From the line with "Parse this screenshot: output" through the final line, transcribe the material below character for character; include no other lines.

(Extracted data entries)

┄┄┄┄┄┄┄┄┄┄

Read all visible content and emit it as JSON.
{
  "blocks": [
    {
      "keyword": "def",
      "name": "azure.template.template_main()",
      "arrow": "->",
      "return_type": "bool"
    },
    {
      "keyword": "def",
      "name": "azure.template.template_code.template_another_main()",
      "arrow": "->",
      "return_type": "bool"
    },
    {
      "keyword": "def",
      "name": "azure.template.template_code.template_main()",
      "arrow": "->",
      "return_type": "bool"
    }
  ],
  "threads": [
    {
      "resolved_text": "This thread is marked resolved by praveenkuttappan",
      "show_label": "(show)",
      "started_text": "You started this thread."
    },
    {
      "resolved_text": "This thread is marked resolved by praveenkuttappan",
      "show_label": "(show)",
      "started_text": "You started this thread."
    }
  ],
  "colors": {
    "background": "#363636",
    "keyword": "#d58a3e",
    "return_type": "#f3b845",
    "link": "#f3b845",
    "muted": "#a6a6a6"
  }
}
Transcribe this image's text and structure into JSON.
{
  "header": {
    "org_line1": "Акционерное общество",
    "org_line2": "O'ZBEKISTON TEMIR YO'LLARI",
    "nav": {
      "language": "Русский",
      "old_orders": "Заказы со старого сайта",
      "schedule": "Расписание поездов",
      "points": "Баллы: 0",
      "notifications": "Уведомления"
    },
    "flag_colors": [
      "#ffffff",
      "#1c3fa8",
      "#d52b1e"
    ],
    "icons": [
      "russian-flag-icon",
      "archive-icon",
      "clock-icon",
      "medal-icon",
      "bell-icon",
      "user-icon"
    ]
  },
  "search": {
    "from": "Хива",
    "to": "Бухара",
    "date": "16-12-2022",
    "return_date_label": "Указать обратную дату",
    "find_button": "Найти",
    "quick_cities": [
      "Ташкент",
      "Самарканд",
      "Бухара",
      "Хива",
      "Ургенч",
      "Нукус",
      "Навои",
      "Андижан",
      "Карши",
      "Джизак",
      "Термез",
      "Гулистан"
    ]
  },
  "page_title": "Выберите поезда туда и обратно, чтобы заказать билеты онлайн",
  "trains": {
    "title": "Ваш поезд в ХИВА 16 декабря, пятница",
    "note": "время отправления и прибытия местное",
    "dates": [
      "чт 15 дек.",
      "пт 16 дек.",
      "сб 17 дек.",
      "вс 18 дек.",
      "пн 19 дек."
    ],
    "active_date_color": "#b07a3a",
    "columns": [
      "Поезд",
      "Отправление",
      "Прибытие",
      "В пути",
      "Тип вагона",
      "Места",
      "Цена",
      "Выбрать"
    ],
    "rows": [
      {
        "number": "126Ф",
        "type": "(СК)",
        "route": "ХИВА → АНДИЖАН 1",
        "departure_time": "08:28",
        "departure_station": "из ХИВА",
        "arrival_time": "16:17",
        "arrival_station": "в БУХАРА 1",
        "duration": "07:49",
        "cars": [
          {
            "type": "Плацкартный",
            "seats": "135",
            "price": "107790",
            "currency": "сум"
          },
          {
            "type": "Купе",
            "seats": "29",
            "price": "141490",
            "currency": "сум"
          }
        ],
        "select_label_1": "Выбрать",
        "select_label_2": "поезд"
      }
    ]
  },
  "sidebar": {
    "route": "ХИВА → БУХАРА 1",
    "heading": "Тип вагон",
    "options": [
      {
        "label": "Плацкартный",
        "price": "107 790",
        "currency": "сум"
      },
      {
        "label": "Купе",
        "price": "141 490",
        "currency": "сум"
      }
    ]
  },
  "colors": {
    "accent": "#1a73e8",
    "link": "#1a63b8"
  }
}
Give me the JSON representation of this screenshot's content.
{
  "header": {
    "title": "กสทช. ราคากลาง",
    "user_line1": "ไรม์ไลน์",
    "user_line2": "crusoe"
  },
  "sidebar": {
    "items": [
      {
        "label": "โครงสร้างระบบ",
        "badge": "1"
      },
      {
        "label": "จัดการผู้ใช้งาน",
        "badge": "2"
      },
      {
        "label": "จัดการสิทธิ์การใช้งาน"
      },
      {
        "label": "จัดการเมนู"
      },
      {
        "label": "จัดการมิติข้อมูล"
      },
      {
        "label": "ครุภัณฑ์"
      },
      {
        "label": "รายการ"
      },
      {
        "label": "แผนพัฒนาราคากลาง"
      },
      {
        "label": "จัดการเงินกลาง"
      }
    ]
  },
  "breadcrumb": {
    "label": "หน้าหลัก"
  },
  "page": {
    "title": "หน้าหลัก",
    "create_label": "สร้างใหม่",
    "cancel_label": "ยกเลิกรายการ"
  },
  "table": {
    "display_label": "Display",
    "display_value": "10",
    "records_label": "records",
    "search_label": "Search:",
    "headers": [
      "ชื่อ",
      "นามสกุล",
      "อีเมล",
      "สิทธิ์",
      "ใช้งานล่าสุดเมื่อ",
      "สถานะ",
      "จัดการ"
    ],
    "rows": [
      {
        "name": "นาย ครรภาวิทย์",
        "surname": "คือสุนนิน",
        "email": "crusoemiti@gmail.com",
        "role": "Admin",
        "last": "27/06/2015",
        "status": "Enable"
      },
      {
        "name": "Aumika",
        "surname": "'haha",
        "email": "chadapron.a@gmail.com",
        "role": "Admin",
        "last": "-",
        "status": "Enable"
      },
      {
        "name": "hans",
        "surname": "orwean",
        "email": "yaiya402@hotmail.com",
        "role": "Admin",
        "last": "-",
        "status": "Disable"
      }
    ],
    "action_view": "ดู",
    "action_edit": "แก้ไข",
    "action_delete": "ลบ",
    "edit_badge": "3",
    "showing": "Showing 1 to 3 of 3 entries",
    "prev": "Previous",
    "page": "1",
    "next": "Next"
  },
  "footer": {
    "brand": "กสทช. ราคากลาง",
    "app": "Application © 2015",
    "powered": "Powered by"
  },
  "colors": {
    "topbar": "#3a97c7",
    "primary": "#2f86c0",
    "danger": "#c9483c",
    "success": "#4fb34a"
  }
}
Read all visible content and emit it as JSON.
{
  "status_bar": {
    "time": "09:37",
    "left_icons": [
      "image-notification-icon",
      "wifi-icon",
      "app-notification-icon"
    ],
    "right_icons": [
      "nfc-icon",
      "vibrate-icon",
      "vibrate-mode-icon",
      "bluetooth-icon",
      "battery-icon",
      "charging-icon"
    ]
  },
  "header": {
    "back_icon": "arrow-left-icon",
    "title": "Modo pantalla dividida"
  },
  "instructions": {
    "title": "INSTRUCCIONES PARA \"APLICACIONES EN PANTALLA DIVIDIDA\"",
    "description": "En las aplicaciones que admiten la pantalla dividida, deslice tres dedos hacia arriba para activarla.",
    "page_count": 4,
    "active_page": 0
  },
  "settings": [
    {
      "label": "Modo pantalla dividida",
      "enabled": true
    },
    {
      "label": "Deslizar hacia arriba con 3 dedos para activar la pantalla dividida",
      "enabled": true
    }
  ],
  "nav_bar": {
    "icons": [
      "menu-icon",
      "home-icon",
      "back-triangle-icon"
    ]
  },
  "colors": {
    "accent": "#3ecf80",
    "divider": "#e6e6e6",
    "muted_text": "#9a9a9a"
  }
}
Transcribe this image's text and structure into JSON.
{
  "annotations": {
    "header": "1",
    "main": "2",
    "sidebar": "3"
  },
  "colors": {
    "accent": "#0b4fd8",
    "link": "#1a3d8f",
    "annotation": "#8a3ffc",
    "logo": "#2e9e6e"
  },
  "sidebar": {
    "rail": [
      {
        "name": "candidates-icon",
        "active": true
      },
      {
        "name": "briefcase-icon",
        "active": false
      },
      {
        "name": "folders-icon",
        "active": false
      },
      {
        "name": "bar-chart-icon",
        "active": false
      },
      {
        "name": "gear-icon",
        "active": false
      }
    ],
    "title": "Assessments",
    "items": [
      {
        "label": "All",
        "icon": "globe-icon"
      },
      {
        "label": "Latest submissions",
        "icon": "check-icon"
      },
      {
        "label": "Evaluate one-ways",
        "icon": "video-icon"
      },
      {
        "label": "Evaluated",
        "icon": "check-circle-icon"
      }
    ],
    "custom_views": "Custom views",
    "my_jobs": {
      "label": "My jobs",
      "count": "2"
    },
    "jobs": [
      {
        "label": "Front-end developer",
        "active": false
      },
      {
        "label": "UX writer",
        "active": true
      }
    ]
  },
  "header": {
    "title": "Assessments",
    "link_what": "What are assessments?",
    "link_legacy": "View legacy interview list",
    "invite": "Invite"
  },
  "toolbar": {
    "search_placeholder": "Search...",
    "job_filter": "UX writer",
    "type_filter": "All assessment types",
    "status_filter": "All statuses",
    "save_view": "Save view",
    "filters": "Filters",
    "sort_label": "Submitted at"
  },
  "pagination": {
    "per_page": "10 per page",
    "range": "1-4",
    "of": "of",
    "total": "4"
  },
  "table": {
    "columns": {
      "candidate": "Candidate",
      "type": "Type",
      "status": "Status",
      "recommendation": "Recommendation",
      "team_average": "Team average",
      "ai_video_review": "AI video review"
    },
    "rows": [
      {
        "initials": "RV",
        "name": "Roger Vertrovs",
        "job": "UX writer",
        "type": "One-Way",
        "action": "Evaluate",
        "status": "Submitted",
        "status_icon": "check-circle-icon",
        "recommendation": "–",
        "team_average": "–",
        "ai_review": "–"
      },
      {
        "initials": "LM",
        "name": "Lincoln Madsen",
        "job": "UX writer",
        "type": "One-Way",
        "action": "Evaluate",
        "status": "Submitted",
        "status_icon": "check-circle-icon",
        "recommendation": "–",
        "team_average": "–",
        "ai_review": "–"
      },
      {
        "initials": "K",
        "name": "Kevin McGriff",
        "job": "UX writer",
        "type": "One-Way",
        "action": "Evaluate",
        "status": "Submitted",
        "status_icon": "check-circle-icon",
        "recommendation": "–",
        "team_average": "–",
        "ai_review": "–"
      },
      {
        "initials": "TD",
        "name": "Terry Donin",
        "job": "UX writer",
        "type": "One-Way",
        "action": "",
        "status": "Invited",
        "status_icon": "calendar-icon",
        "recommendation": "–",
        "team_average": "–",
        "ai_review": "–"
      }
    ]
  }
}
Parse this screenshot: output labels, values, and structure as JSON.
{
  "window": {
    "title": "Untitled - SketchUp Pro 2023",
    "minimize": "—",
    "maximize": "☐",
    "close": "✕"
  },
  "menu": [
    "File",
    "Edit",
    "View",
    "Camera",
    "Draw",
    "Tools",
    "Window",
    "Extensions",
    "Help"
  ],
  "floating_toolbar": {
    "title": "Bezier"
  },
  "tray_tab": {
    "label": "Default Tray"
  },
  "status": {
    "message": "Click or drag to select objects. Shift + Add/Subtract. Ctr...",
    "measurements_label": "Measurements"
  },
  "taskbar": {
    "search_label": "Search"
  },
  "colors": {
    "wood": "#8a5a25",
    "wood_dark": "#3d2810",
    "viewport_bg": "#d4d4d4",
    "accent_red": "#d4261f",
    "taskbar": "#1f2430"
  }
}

┄┄┄┄┄┄┄┄┄┄

Answer to this task:
Parse this screenshot: output labels, values, and structure as JSON.
{
  "window": {
    "title": "Untitled - SketchUp Pro 2023",
    "minimize": "—",
    "maximize": "☐",
    "close": "✕"
  },
  "menu": [
    "File",
    "Edit",
    "View",
    "Camera",
    "Draw",
    "Tools",
    "Window",
    "Extensions",
    "Help"
  ],
  "floating_toolbar": {
    "title": "Bezier"
  },
  "tray_tab": {
    "label": "Default Tray"
  },
  "status": {
    "message": "Click or drag to select objects. Shift + Add/Subtract. Ctr...",
    "measurements_label": "Measurements"
  },
  "taskbar": {
    "search_label": "Search"
  },
  "colors": {
    "wood": "#8a5a25",
    "wood_dark": "#3d2810",
    "viewport_bg": "#d4d4d4",
    "accent_red": "#d4261f",
    "taskbar": "#1f2430"
  }
}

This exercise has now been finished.